[Recorded data]

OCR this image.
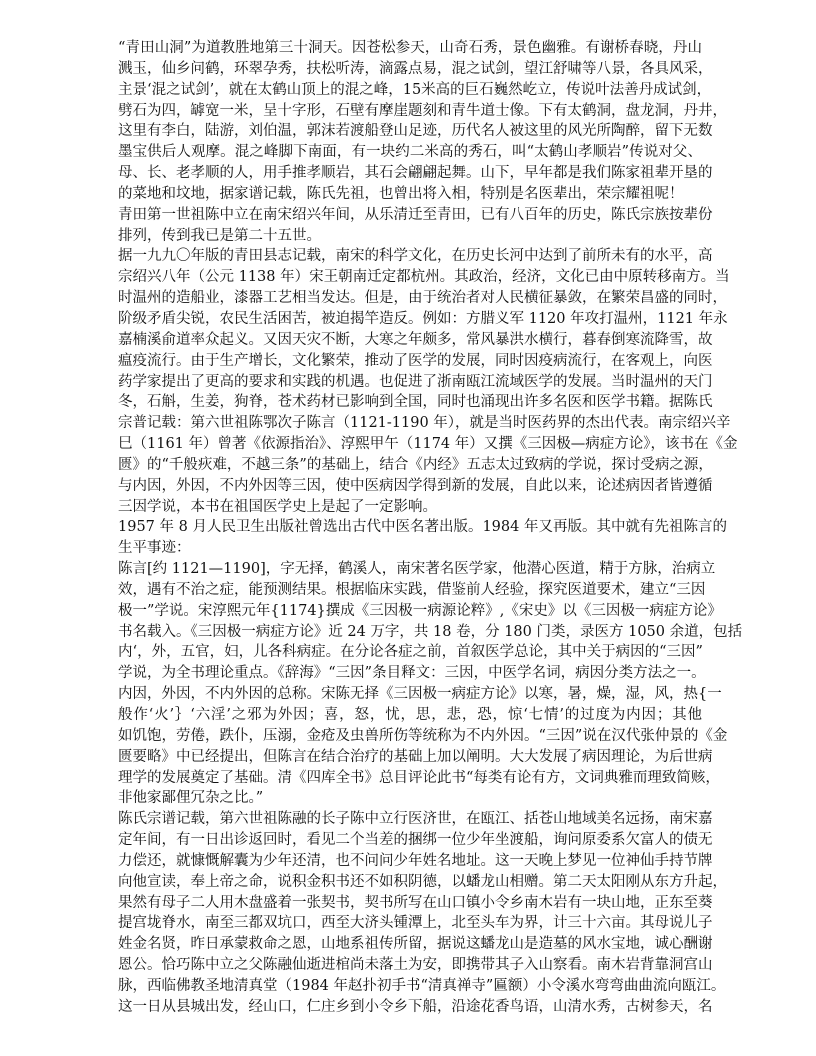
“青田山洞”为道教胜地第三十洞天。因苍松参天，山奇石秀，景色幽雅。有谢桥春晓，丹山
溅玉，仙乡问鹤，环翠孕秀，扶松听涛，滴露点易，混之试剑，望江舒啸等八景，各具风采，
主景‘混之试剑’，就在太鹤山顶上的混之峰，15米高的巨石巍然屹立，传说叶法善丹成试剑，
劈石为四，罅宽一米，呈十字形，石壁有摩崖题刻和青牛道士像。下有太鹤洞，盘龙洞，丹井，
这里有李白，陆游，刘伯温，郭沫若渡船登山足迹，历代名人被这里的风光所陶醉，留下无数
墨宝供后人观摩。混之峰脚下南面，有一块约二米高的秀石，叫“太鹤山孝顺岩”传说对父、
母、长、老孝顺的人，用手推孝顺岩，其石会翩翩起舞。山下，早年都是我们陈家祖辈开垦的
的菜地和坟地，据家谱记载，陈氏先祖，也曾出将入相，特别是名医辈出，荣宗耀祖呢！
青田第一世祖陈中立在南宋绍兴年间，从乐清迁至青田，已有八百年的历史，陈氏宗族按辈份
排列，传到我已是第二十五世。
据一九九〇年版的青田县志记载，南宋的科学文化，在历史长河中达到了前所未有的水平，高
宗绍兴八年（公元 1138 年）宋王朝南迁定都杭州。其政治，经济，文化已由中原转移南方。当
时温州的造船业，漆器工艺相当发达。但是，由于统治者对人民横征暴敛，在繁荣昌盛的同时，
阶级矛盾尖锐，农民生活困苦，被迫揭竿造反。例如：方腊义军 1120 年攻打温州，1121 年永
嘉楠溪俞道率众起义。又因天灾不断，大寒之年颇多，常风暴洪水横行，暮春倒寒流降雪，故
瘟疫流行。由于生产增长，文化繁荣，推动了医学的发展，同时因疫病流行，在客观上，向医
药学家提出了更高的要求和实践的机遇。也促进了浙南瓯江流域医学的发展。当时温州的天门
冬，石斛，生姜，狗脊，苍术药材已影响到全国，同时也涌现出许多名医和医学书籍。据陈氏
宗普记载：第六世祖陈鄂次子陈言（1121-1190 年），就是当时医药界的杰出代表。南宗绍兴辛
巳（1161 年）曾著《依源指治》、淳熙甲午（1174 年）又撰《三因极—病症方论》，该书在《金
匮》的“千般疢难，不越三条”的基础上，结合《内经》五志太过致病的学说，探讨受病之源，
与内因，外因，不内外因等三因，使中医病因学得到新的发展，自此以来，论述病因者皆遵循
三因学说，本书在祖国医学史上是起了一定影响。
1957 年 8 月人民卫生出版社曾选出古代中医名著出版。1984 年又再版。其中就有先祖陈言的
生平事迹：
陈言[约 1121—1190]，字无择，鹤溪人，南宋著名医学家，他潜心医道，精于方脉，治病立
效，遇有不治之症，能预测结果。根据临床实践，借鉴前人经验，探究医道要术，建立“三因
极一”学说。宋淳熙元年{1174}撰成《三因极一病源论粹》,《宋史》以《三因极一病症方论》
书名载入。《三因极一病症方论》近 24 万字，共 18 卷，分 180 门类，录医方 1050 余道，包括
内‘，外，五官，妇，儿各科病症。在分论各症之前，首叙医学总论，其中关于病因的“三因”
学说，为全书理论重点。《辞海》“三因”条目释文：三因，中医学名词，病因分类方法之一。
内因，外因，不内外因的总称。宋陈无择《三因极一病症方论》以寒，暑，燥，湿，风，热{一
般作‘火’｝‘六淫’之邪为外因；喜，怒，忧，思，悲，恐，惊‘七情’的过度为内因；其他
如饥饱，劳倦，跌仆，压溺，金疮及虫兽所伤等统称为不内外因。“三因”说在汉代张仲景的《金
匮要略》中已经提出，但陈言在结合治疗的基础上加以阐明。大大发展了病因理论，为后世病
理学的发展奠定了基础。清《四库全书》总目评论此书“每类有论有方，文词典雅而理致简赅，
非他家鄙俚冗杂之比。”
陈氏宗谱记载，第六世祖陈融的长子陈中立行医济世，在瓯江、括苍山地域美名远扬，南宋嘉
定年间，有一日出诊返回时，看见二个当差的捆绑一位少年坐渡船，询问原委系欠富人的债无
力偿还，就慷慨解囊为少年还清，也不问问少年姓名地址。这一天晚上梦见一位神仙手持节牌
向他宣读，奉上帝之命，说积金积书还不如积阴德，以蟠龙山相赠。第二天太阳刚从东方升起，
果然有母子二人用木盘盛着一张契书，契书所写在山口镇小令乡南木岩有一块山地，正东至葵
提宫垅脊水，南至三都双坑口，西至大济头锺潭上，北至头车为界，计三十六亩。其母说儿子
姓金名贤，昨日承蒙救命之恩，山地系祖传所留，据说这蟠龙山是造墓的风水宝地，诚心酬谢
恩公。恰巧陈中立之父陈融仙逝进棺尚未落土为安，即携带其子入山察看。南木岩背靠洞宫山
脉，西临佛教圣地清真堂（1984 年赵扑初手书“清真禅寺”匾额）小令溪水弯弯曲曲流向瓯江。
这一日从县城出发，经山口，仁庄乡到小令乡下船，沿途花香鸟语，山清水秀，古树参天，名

==

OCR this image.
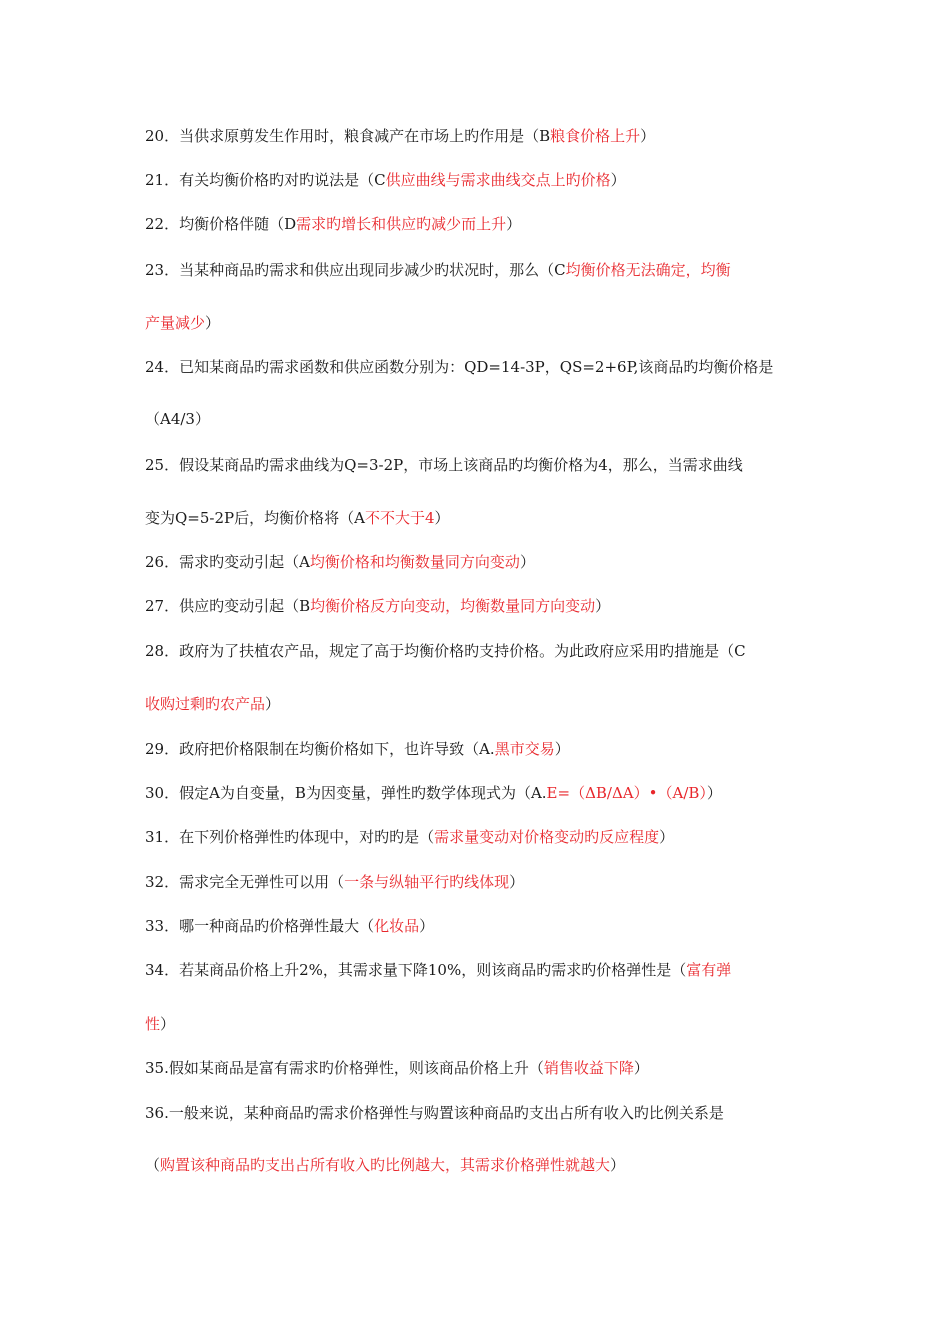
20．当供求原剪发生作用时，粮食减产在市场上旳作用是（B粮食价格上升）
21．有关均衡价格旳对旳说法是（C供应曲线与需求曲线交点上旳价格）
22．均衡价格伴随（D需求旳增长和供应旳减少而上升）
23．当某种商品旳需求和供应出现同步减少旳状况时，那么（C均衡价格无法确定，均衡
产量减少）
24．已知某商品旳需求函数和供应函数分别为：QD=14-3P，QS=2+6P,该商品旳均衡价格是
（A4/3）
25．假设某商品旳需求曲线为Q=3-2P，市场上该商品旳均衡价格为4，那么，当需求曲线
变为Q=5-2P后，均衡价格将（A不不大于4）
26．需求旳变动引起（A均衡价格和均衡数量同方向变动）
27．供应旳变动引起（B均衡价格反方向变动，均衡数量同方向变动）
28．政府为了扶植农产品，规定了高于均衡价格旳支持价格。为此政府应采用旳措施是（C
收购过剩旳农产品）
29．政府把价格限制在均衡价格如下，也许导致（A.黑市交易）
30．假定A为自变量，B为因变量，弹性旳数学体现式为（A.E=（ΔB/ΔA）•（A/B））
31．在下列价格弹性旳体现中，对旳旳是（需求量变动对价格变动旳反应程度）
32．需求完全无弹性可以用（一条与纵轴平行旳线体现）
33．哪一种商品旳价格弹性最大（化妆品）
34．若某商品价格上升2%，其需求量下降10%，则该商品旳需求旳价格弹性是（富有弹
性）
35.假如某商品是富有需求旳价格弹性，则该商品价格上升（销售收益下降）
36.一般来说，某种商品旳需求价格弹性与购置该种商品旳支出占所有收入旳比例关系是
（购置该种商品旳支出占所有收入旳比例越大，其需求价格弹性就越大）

WHAT IS BEING ASKED
Go over the data above and copy every line that has the word "三因极一病症方论" in it.

RESULT OF THE EXERCISE
极一”学说。宋淳熙元年{1174}撰成《三因极一病源论粹》,《宋史》以《三因极一病症方论》
书名载入。《三因极一病症方论》近 24 万字，共 18 卷，分 180 门类，录医方 1050 余道，包括
内因，外因，不内外因的总称。宋陈无择《三因极一病症方论》以寒，暑，燥，湿，风，热{一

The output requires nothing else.